EXERCISE DETAILS: The answer is a single number: how many lines hold the string "duration".

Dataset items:
◆ ◆ ◆ ◆ ◆
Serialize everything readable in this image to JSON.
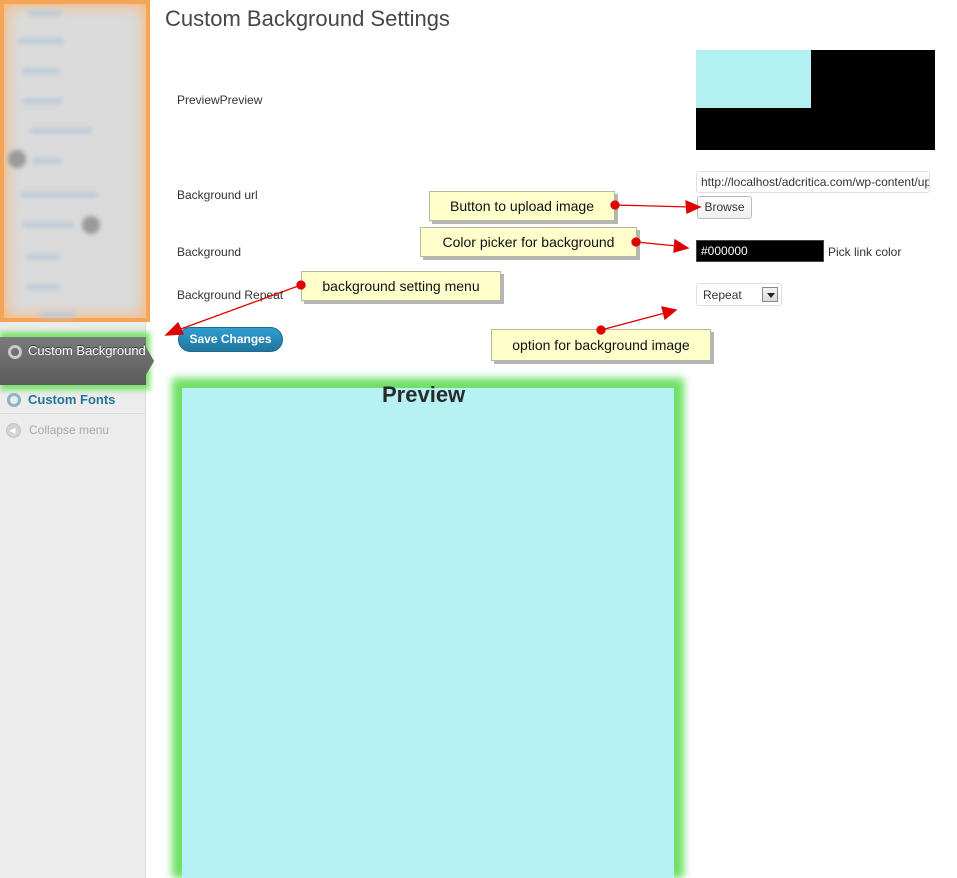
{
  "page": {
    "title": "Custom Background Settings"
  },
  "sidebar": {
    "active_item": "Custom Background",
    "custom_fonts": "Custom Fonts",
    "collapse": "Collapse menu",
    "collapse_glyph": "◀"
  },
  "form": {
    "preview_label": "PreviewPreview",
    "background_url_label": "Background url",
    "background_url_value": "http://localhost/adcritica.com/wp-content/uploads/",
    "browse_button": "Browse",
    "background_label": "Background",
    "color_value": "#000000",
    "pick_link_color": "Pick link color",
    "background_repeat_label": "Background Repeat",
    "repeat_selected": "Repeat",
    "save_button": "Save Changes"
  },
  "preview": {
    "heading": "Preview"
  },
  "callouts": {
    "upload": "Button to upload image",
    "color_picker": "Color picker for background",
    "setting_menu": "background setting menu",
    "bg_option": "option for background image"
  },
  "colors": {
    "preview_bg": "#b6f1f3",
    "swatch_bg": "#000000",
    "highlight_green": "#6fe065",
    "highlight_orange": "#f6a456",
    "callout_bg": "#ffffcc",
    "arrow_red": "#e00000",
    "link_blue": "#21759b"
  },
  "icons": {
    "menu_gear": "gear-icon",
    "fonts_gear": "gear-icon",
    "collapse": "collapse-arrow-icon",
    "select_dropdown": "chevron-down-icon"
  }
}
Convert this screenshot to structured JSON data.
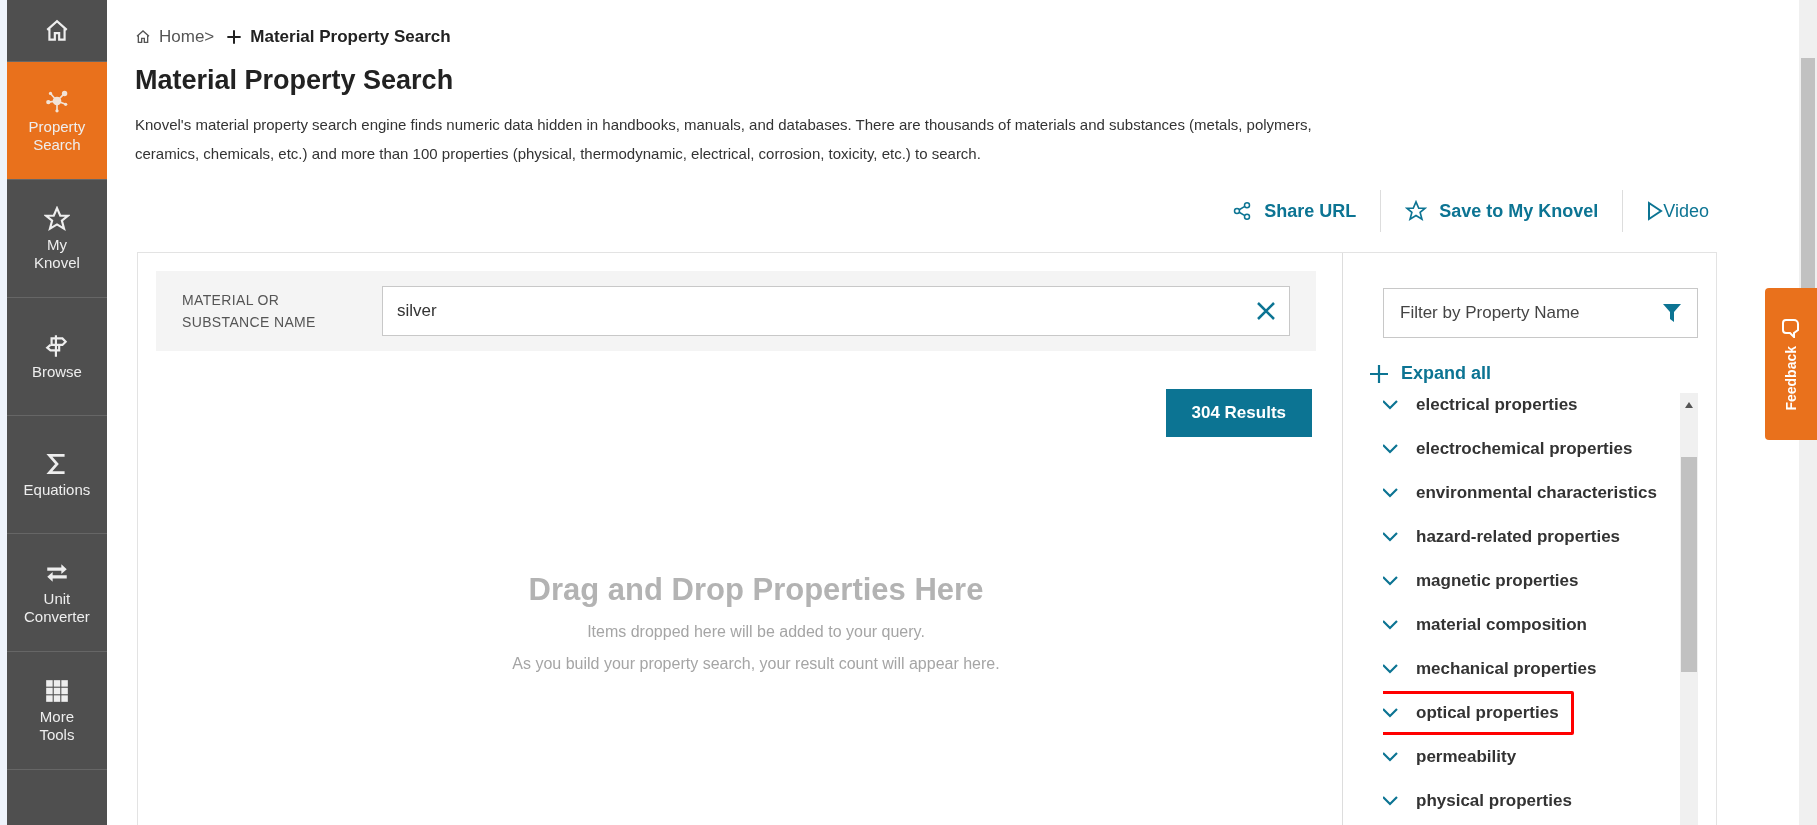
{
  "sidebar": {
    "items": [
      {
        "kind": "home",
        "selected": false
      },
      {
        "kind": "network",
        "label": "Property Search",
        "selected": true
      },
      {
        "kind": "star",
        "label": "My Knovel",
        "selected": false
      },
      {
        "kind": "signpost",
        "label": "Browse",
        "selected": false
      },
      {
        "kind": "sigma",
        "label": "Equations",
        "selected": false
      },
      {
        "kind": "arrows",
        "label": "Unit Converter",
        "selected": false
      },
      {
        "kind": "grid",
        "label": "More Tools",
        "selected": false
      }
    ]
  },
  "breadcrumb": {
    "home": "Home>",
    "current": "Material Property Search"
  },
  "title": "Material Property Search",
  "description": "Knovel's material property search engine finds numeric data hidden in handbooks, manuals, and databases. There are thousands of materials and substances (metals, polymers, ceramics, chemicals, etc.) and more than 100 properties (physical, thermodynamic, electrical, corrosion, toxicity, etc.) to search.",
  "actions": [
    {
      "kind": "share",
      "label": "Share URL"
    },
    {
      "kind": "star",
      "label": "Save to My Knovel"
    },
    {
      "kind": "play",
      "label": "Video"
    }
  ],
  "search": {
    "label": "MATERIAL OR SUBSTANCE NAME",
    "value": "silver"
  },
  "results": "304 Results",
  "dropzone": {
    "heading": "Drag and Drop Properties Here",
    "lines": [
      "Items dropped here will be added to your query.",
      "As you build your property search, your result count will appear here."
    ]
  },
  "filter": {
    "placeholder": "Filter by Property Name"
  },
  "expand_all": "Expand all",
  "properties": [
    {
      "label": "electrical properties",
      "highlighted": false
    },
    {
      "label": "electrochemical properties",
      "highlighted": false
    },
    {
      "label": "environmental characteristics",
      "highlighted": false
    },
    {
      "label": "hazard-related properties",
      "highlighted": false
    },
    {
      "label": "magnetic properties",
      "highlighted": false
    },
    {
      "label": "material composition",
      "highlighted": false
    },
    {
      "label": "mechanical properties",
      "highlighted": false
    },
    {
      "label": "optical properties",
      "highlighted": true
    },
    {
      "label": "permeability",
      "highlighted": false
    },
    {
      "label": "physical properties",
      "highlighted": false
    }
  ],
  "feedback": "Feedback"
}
◆ ◆ ◆ ◆ ◆
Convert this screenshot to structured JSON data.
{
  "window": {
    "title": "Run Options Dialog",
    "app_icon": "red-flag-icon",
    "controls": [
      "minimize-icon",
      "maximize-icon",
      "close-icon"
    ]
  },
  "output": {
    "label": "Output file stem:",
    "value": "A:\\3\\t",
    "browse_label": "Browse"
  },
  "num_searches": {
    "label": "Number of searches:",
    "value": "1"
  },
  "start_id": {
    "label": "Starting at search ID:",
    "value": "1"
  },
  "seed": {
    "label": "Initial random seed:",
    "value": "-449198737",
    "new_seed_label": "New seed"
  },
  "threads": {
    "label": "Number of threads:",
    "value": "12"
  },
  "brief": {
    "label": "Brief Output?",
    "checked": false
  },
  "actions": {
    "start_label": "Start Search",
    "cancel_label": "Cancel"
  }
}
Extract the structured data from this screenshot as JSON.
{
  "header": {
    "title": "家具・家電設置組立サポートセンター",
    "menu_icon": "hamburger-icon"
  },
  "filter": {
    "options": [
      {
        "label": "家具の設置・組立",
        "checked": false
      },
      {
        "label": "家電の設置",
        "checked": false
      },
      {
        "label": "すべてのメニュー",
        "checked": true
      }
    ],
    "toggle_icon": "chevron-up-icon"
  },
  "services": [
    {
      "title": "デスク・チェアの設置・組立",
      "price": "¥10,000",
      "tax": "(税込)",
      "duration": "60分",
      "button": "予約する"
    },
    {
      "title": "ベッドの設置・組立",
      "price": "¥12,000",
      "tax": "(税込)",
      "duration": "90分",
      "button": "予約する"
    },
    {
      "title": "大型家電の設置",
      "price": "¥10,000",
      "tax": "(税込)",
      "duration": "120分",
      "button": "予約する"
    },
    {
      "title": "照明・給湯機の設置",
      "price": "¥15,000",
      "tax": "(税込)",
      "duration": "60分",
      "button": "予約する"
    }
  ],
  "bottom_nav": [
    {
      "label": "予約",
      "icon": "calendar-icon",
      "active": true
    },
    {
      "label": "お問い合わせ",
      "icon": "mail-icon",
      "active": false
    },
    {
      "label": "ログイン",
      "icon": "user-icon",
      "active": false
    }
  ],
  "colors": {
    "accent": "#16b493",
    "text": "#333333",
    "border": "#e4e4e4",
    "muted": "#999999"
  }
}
◆ ◆ ◆ ◆ ◆
RESULT: 4